▶ _Goal_: Say how many lines in the data below contain the word "Butler", and give no other text.

Recorded data
•••
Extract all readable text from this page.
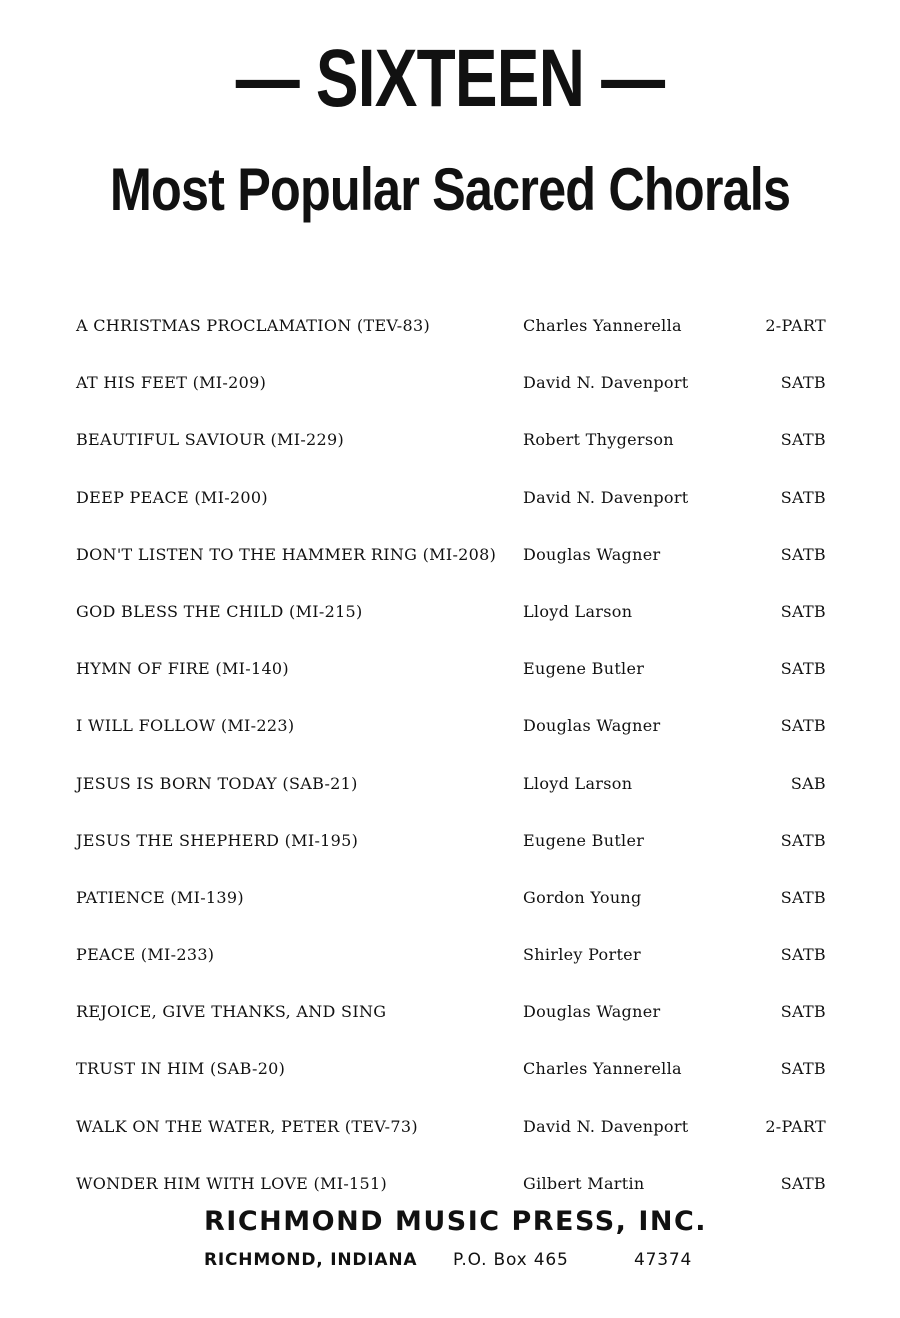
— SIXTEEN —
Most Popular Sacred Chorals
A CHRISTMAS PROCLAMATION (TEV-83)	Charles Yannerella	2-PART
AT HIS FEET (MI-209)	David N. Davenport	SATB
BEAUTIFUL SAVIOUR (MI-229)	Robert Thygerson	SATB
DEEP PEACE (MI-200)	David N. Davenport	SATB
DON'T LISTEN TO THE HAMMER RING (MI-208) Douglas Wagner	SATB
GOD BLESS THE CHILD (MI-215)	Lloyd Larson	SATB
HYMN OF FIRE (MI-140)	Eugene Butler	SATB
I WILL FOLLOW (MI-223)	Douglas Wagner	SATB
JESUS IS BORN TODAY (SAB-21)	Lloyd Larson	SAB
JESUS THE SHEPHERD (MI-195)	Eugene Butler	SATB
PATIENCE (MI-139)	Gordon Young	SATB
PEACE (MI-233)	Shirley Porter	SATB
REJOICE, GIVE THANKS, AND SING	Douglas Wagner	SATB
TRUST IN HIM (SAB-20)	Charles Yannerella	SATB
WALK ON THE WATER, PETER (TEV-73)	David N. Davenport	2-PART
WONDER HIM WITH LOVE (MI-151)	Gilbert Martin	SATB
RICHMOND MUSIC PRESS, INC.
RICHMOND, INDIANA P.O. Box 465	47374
•••
▶ _Task answer_: 2